#### RECORDS SHOWN
···
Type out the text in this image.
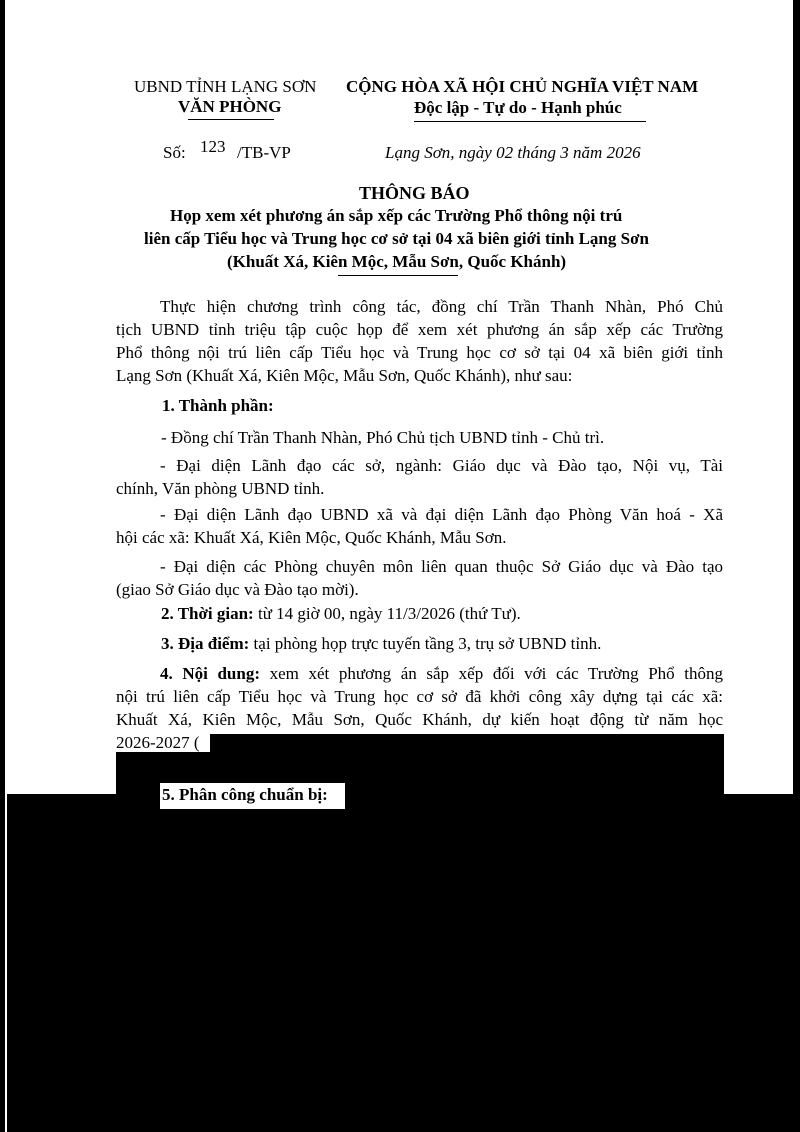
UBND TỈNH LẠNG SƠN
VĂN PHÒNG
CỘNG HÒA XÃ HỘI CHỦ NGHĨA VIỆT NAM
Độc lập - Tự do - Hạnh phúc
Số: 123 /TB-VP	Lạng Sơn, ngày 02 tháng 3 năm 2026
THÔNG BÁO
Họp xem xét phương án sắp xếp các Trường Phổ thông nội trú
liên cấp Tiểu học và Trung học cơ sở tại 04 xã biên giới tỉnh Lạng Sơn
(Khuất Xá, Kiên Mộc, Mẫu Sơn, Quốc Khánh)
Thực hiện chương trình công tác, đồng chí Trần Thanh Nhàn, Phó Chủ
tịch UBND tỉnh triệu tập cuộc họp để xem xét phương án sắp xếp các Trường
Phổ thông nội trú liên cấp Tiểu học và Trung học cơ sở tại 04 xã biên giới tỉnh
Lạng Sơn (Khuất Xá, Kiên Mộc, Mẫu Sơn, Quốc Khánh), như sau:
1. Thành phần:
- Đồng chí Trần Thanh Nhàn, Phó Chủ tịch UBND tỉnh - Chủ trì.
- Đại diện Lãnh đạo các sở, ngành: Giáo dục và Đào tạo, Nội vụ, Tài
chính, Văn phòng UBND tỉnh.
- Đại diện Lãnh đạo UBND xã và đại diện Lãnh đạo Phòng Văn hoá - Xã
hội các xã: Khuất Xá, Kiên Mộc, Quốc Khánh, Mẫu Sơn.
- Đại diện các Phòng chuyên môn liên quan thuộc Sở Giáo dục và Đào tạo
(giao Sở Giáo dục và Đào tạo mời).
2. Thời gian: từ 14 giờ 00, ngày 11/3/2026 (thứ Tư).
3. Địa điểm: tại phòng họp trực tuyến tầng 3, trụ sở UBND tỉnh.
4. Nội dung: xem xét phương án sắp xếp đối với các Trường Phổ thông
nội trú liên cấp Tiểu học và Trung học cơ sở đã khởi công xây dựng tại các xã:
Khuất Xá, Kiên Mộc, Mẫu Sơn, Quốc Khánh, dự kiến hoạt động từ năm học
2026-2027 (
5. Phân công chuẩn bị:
···
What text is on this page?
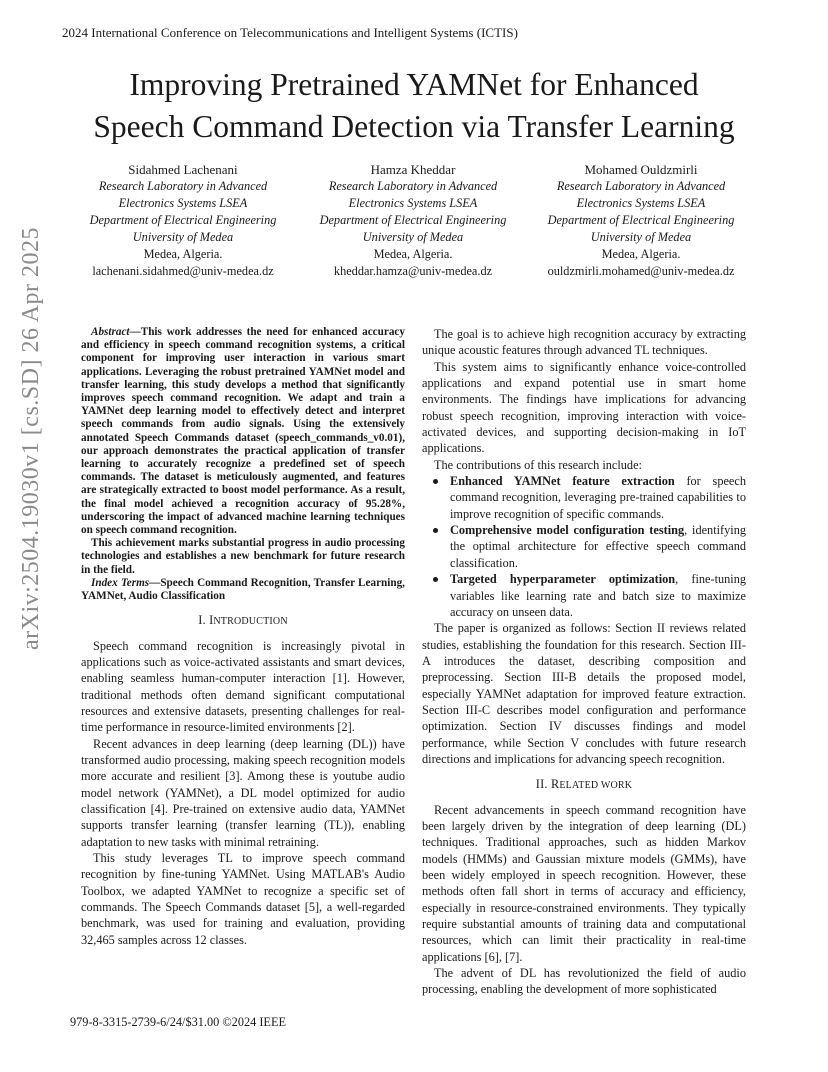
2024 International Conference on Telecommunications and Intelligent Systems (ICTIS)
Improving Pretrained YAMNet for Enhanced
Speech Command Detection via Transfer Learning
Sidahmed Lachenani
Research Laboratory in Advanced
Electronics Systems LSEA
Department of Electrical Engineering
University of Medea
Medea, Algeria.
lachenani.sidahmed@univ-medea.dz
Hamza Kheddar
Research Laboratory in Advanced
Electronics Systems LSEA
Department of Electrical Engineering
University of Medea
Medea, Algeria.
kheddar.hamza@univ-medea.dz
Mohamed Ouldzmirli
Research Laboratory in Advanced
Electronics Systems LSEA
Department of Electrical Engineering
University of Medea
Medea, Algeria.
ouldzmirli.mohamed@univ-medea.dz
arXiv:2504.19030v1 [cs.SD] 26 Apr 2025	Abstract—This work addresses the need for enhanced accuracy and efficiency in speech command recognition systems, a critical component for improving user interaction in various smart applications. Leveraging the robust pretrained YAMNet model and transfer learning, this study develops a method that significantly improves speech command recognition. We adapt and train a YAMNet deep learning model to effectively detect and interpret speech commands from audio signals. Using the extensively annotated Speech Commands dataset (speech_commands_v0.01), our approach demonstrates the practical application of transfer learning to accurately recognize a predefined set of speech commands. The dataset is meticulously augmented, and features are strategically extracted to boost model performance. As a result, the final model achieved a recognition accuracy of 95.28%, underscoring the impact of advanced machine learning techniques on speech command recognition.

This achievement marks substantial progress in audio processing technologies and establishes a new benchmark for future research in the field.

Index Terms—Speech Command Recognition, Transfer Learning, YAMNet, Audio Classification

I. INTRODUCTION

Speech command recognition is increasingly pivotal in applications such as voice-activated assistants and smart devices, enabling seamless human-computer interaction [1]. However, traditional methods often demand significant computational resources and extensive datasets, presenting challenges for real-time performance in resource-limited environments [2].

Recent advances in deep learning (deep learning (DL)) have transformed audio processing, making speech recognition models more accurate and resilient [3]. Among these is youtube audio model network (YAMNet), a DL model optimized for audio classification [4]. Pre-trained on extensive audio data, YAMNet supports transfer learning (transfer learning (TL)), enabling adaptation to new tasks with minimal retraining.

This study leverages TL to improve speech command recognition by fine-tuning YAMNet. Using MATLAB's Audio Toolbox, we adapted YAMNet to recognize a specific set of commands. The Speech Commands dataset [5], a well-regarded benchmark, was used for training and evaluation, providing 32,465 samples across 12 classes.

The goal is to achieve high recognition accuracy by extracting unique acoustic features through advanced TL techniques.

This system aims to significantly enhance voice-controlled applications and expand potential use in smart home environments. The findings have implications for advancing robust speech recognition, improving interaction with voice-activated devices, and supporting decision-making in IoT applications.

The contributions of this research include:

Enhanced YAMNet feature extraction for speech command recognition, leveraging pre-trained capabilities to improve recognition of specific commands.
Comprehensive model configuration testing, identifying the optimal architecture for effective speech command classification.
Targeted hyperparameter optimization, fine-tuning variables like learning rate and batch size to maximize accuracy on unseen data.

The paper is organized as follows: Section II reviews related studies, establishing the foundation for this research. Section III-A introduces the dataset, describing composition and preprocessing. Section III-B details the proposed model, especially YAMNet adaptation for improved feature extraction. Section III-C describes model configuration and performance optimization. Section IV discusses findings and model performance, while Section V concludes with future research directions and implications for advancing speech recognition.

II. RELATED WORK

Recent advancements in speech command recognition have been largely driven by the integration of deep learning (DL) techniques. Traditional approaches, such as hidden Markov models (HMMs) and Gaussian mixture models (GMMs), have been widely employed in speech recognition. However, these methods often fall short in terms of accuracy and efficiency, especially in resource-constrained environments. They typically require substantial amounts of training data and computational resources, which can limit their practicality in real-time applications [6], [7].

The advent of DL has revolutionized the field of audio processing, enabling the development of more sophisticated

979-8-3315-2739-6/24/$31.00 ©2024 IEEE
···
#### SHORT TASK
Above are lines of data; state how many of them contain the word "UBND", with no other output.

#### RESULT FOR THIS EXERCISE
6